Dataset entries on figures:
########

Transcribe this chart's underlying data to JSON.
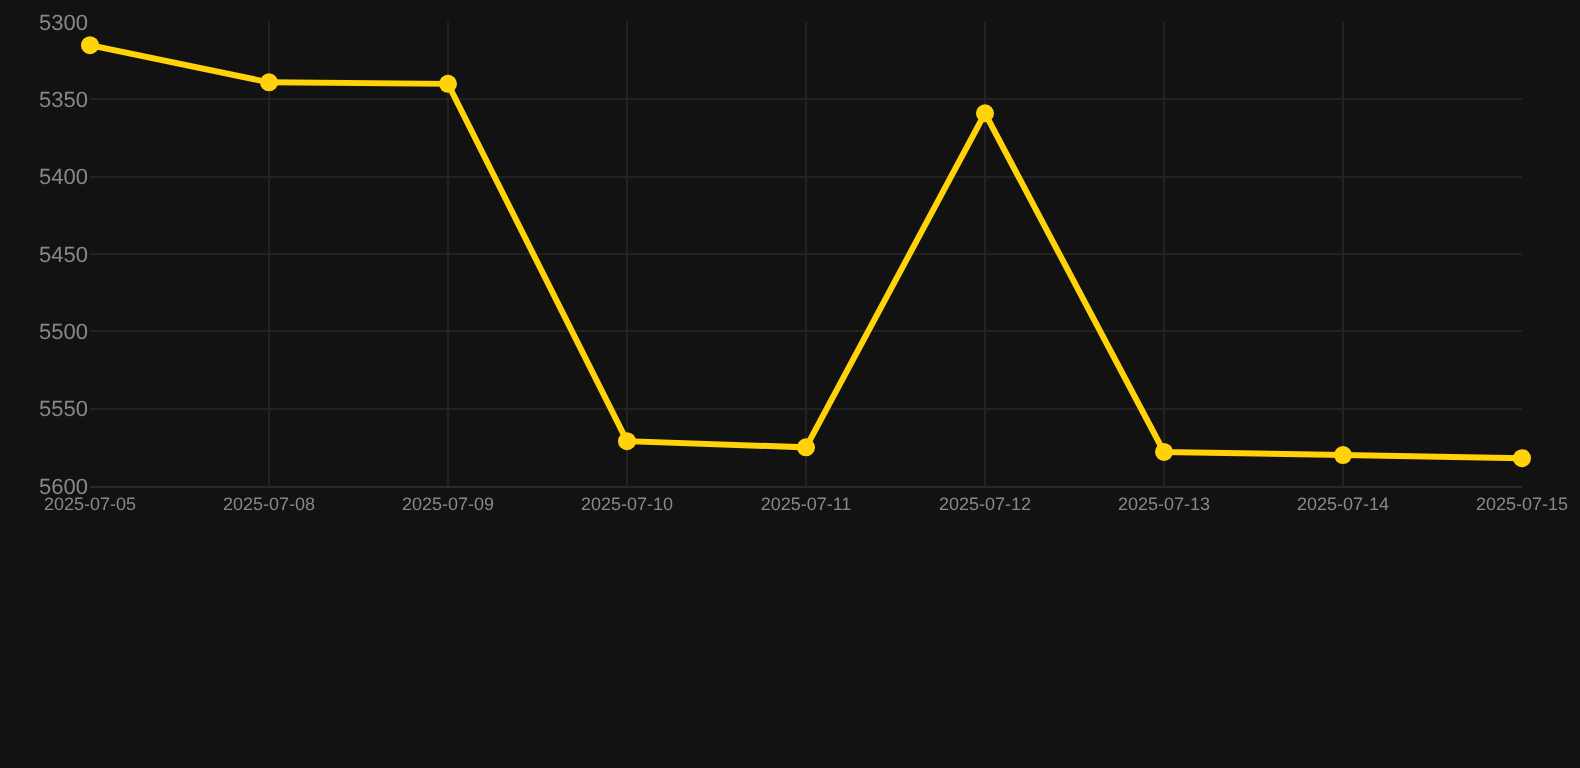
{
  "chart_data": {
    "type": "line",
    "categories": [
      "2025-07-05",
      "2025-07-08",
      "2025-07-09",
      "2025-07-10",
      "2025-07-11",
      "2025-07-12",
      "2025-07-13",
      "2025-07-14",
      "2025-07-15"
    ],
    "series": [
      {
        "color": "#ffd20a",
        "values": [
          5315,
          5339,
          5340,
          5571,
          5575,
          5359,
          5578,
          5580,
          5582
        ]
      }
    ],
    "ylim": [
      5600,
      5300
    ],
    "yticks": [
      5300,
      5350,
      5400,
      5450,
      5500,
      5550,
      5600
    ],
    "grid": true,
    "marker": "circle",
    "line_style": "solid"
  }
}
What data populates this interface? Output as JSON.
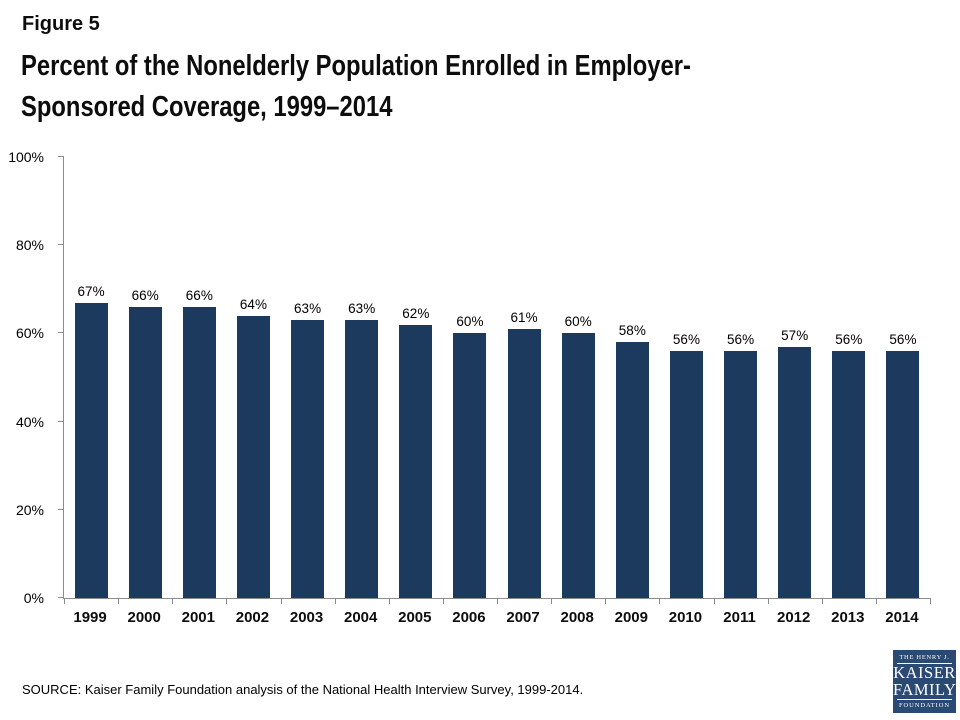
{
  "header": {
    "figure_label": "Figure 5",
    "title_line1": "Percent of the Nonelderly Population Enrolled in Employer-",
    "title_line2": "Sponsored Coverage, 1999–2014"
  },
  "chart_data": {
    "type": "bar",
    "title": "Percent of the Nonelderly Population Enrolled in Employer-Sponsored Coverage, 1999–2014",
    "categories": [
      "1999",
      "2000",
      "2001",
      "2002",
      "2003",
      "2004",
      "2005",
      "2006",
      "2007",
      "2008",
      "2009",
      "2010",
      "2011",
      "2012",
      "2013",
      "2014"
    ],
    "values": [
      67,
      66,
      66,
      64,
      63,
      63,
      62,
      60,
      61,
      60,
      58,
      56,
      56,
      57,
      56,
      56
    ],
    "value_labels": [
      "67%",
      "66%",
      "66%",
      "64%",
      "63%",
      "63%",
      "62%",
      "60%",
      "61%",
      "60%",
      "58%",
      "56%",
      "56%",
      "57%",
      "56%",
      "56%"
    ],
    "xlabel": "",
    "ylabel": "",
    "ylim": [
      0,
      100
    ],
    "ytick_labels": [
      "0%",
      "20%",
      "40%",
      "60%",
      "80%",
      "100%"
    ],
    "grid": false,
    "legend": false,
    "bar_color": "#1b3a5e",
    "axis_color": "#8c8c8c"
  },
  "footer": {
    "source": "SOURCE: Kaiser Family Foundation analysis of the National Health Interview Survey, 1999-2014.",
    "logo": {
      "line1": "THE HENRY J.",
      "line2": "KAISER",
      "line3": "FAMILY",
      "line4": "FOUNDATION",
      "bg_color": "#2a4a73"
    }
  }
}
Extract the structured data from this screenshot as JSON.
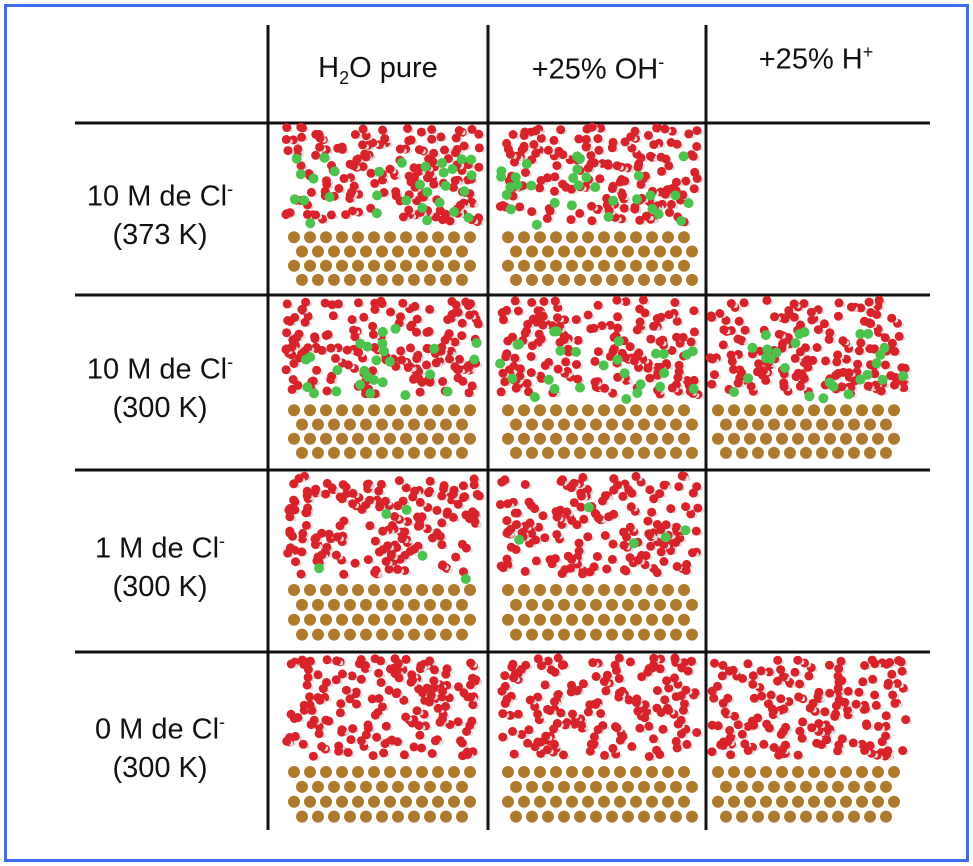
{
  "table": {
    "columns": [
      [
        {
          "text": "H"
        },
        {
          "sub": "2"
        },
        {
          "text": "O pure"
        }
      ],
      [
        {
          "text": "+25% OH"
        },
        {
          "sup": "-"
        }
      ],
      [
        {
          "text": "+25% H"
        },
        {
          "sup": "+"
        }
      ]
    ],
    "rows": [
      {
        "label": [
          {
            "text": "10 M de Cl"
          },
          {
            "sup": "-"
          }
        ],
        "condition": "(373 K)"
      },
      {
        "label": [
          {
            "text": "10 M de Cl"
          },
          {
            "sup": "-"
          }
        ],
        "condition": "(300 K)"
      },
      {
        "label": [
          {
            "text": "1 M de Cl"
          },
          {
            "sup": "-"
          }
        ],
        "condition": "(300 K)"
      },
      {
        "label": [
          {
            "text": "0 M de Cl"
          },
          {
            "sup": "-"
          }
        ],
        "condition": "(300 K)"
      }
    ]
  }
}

########

_EXERCISE AIM_
Write the number of lines containing the word "this" and nothing besides it.

_THE RESPONSE_
3